Records contained in a dataset

* BEGIN *

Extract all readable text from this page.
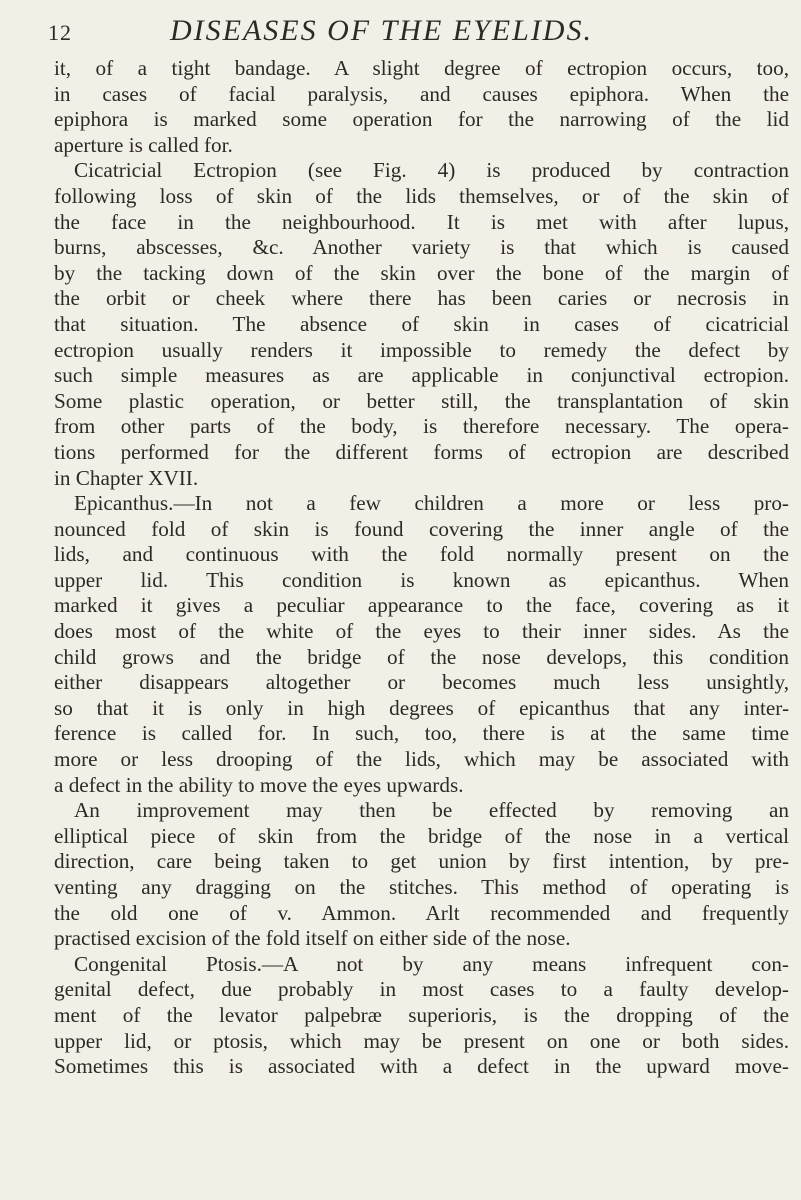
12	DISEASES OF THE EYELIDS.
it, of a tight bandage. A slight degree of ectropion occurs, too,
in cases of facial paralysis, and causes epiphora. When the
epiphora is marked some operation for the narrowing of the lid
aperture is called for.
Cicatricial Ectropion (see Fig. 4) is produced by contraction
following loss of skin of the lids themselves, or of the skin of
the face in the neighbourhood. It is met with after lupus,
burns, abscesses, &c. Another variety is that which is caused
by the tacking down of the skin over the bone of the margin of
the orbit or cheek where there has been caries or necrosis in
that situation. The absence of skin in cases of cicatricial
ectropion usually renders it impossible to remedy the defect by
such simple measures as are applicable in conjunctival ectropion.
Some plastic operation, or better still, the transplantation of skin
from other parts of the body, is therefore necessary. The opera-
tions performed for the different forms of ectropion are described
in Chapter XVII.
Epicanthus.—In not a few children a more or less pro-
nounced fold of skin is found covering the inner angle of the
lids, and continuous with the fold normally present on the
upper lid. This condition is known as epicanthus. When
marked it gives a peculiar appearance to the face, covering as it
does most of the white of the eyes to their inner sides. As the
child grows and the bridge of the nose develops, this condition
either disappears altogether or becomes much less unsightly,
so that it is only in high degrees of epicanthus that any inter-
ference is called for. In such, too, there is at the same time
more or less drooping of the lids, which may be associated with
a defect in the ability to move the eyes upwards.
An improvement may then be effected by removing an
elliptical piece of skin from the bridge of the nose in a vertical
direction, care being taken to get union by first intention, by pre-
venting any dragging on the stitches. This method of operating is
the old one of v. Ammon. Arlt recommended and frequently
practised excision of the fold itself on either side of the nose.
Congenital Ptosis.—A not by any means infrequent con-
genital defect, due probably in most cases to a faulty develop-
ment of the levator palpebræ superioris, is the dropping of the
upper lid, or ptosis, which may be present on one or both sides.
Sometimes this is associated with a defect in the upward move-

* END *

• [WHAT IS ASKED]: Quote the entries above word for word. Leave the images out.

• [TASK ANSWER]:
Extract all readable text from this page.
12	DISEASES OF THE EYELIDS.
it, of a tight bandage. A slight degree of ectropion occurs, too,
in cases of facial paralysis, and causes epiphora. When the
epiphora is marked some operation for the narrowing of the lid
aperture is called for.
Cicatricial Ectropion (see Fig. 4) is produced by contraction
following loss of skin of the lids themselves, or of the skin of
the face in the neighbourhood. It is met with after lupus,
burns, abscesses, &c. Another variety is that which is caused
by the tacking down of the skin over the bone of the margin of
the orbit or cheek where there has been caries or necrosis in
that situation. The absence of skin in cases of cicatricial
ectropion usually renders it impossible to remedy the defect by
such simple measures as are applicable in conjunctival ectropion.
Some plastic operation, or better still, the transplantation of skin
from other parts of the body, is therefore necessary. The opera-
tions performed for the different forms of ectropion are described
in Chapter XVII.
Epicanthus.—In not a few children a more or less pro-
nounced fold of skin is found covering the inner angle of the
lids, and continuous with the fold normally present on the
upper lid. This condition is known as epicanthus. When
marked it gives a peculiar appearance to the face, covering as it
does most of the white of the eyes to their inner sides. As the
child grows and the bridge of the nose develops, this condition
either disappears altogether or becomes much less unsightly,
so that it is only in high degrees of epicanthus that any inter-
ference is called for. In such, too, there is at the same time
more or less drooping of the lids, which may be associated with
a defect in the ability to move the eyes upwards.
An improvement may then be effected by removing an
elliptical piece of skin from the bridge of the nose in a vertical
direction, care being taken to get union by first intention, by pre-
venting any dragging on the stitches. This method of operating is
the old one of v. Ammon. Arlt recommended and frequently
practised excision of the fold itself on either side of the nose.
Congenital Ptosis.—A not by any means infrequent con-
genital defect, due probably in most cases to a faulty develop-
ment of the levator palpebræ superioris, is the dropping of the
upper lid, or ptosis, which may be present on one or both sides.
Sometimes this is associated with a defect in the upward move-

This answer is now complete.